>> begin

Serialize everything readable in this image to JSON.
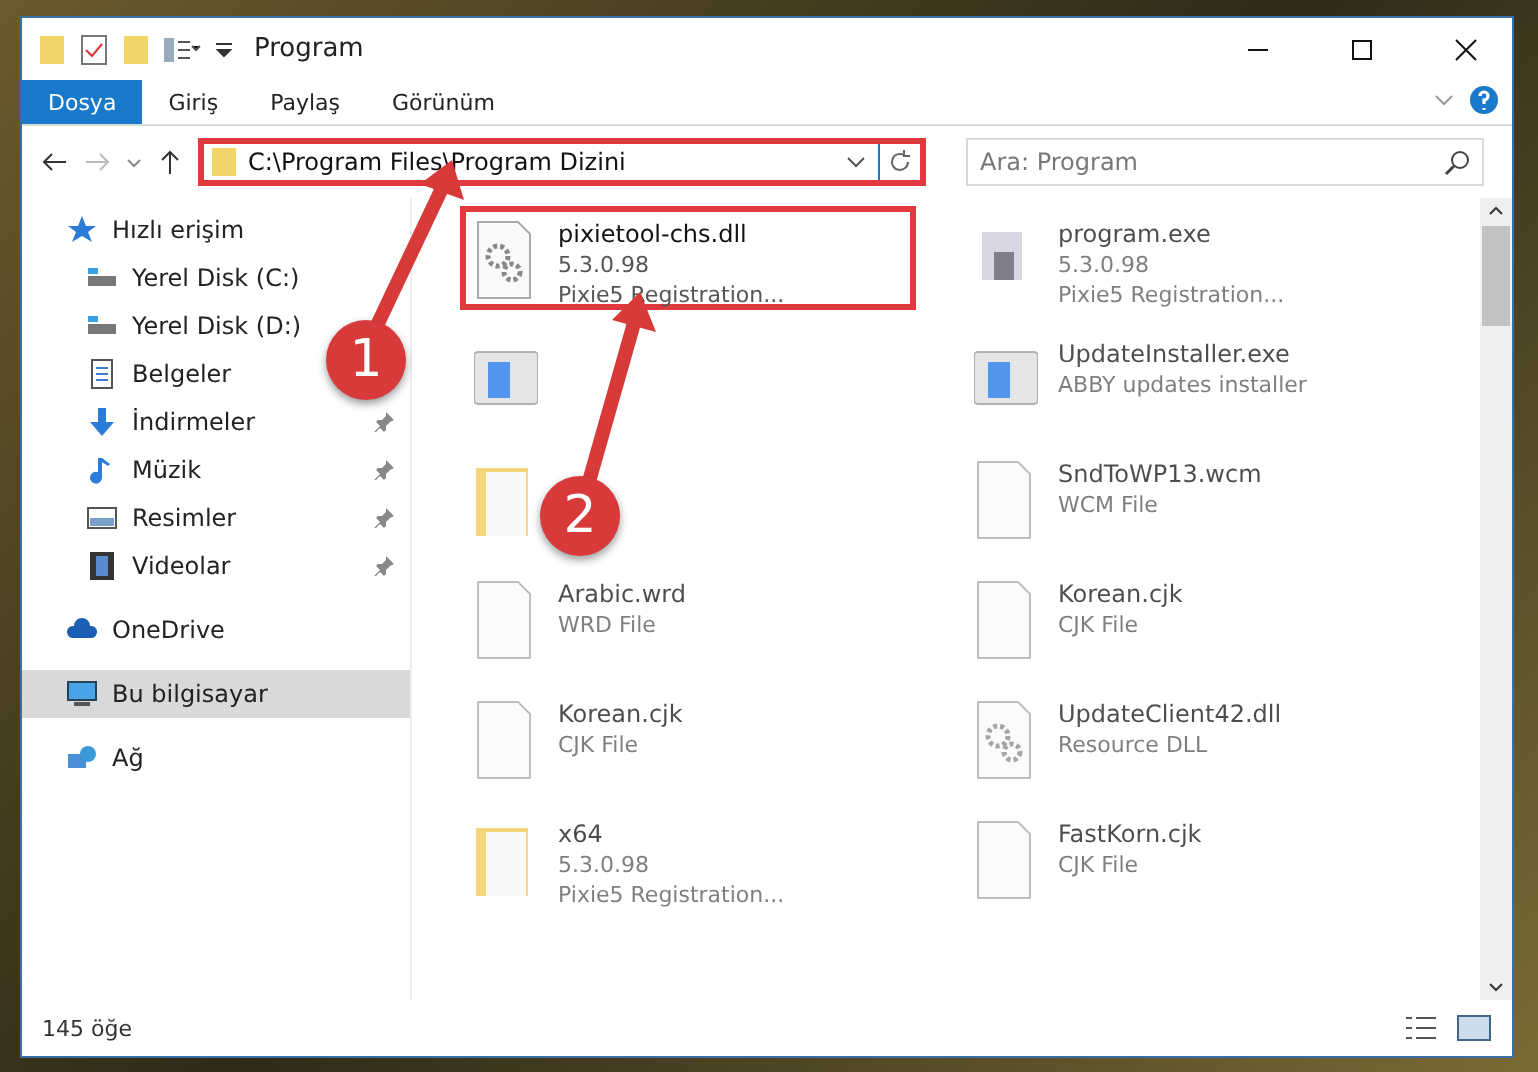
{
  "window": {
    "title": "Program"
  },
  "ribbon_tabs": [
    {
      "label": "Dosya",
      "selected": true
    },
    {
      "label": "Giriş",
      "selected": false
    },
    {
      "label": "Paylaş",
      "selected": false
    },
    {
      "label": "Görünüm",
      "selected": false
    }
  ],
  "address": {
    "path": "C:\\Program Files\\Program Dizini",
    "highlighted": true
  },
  "search": {
    "placeholder": "Ara: Program"
  },
  "sidebar": {
    "items": [
      {
        "label": "Hızlı erişim",
        "kind": "star",
        "pinned": false,
        "selected": false,
        "children": [
          {
            "label": "Yerel Disk (C:)",
            "kind": "drive",
            "pinned": false,
            "selected": false
          },
          {
            "label": "Yerel Disk (D:)",
            "kind": "drive",
            "pinned": false,
            "selected": false
          },
          {
            "label": "Belgeler",
            "kind": "docs",
            "pinned": false,
            "selected": false
          },
          {
            "label": "İndirmeler",
            "kind": "download",
            "pinned": true,
            "selected": false
          },
          {
            "label": "Müzik",
            "kind": "music",
            "pinned": true,
            "selected": false
          },
          {
            "label": "Resimler",
            "kind": "pictures",
            "pinned": true,
            "selected": false
          },
          {
            "label": "Videolar",
            "kind": "video",
            "pinned": true,
            "selected": false
          }
        ]
      },
      {
        "label": "OneDrive",
        "kind": "cloud",
        "pinned": false,
        "selected": false
      },
      {
        "label": "Bu bilgisayar",
        "kind": "pc",
        "pinned": false,
        "selected": true
      },
      {
        "label": "Ağ",
        "kind": "network",
        "pinned": false,
        "selected": false
      }
    ]
  },
  "files": [
    {
      "kind": "gear",
      "lines": [
        "pixietool-chs.dll",
        "5.3.0.98",
        "Pixie5 Registration..."
      ],
      "highlighted": true
    },
    {
      "kind": "exe",
      "lines": [
        "program.exe",
        "5.3.0.98",
        "Pixie5 Registration..."
      ],
      "highlighted": false
    },
    {
      "kind": "installer",
      "highlighted": false
    },
    {
      "kind": "installer",
      "lines": [
        "UpdateInstaller.exe",
        "ABBY updates installer"
      ],
      "highlighted": false
    },
    {
      "kind": "folder",
      "highlighted": false
    },
    {
      "kind": "doc",
      "lines": [
        "SndToWP13.wcm",
        "WCM File"
      ],
      "highlighted": false
    },
    {
      "kind": "doc",
      "lines": [
        "Arabic.wrd",
        "WRD File"
      ],
      "highlighted": false
    },
    {
      "kind": "doc",
      "lines": [
        "Korean.cjk",
        "CJK File"
      ],
      "highlighted": false
    },
    {
      "kind": "doc",
      "lines": [
        "Korean.cjk",
        "CJK File"
      ],
      "highlighted": false
    },
    {
      "kind": "gear",
      "lines": [
        "UpdateClient42.dll",
        "Resource DLL"
      ],
      "highlighted": false
    },
    {
      "kind": "folder",
      "lines": [
        "x64",
        "5.3.0.98",
        "Pixie5 Registration..."
      ],
      "highlighted": false
    },
    {
      "kind": "doc",
      "lines": [
        "FastKorn.cjk",
        "CJK File"
      ],
      "highlighted": false
    }
  ],
  "status_bar": {
    "count": "145 öğe"
  },
  "annotations": [
    {
      "label": "1"
    },
    {
      "label": "2"
    }
  ]
}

>> end

Directions. All the records need to be repeated exactly, with the images dropped.

Solved problem.
Serialize everything readable in this image to JSON.
{
  "window": {
    "title": "Program"
  },
  "ribbon_tabs": [
    {
      "label": "Dosya",
      "selected": true
    },
    {
      "label": "Giriş",
      "selected": false
    },
    {
      "label": "Paylaş",
      "selected": false
    },
    {
      "label": "Görünüm",
      "selected": false
    }
  ],
  "address": {
    "path": "C:\\Program Files\\Program Dizini",
    "highlighted": true
  },
  "search": {
    "placeholder": "Ara: Program"
  },
  "sidebar": {
    "items": [
      {
        "label": "Hızlı erişim",
        "kind": "star",
        "pinned": false,
        "selected": false,
        "children": [
          {
            "label": "Yerel Disk (C:)",
            "kind": "drive",
            "pinned": false,
            "selected": false
          },
          {
            "label": "Yerel Disk (D:)",
            "kind": "drive",
            "pinned": false,
            "selected": false
          },
          {
            "label": "Belgeler",
            "kind": "docs",
            "pinned": false,
            "selected": false
          },
          {
            "label": "İndirmeler",
            "kind": "download",
            "pinned": true,
            "selected": false
          },
          {
            "label": "Müzik",
            "kind": "music",
            "pinned": true,
            "selected": false
          },
          {
            "label": "Resimler",
            "kind": "pictures",
            "pinned": true,
            "selected": false
          },
          {
            "label": "Videolar",
            "kind": "video",
            "pinned": true,
            "selected": false
          }
        ]
      },
      {
        "label": "OneDrive",
        "kind": "cloud",
        "pinned": false,
        "selected": false
      },
      {
        "label": "Bu bilgisayar",
        "kind": "pc",
        "pinned": false,
        "selected": true
      },
      {
        "label": "Ağ",
        "kind": "network",
        "pinned": false,
        "selected": false
      }
    ]
  },
  "files": [
    {
      "kind": "gear",
      "lines": [
        "pixietool-chs.dll",
        "5.3.0.98",
        "Pixie5 Registration..."
      ],
      "highlighted": true
    },
    {
      "kind": "exe",
      "lines": [
        "program.exe",
        "5.3.0.98",
        "Pixie5 Registration..."
      ],
      "highlighted": false
    },
    {
      "kind": "installer",
      "highlighted": false
    },
    {
      "kind": "installer",
      "lines": [
        "UpdateInstaller.exe",
        "ABBY updates installer"
      ],
      "highlighted": false
    },
    {
      "kind": "folder",
      "highlighted": false
    },
    {
      "kind": "doc",
      "lines": [
        "SndToWP13.wcm",
        "WCM File"
      ],
      "highlighted": false
    },
    {
      "kind": "doc",
      "lines": [
        "Arabic.wrd",
        "WRD File"
      ],
      "highlighted": false
    },
    {
      "kind": "doc",
      "lines": [
        "Korean.cjk",
        "CJK File"
      ],
      "highlighted": false
    },
    {
      "kind": "doc",
      "lines": [
        "Korean.cjk",
        "CJK File"
      ],
      "highlighted": false
    },
    {
      "kind": "gear",
      "lines": [
        "UpdateClient42.dll",
        "Resource DLL"
      ],
      "highlighted": false
    },
    {
      "kind": "folder",
      "lines": [
        "x64",
        "5.3.0.98",
        "Pixie5 Registration..."
      ],
      "highlighted": false
    },
    {
      "kind": "doc",
      "lines": [
        "FastKorn.cjk",
        "CJK File"
      ],
      "highlighted": false
    }
  ],
  "status_bar": {
    "count": "145 öğe"
  },
  "annotations": [
    {
      "label": "1"
    },
    {
      "label": "2"
    }
  ]
}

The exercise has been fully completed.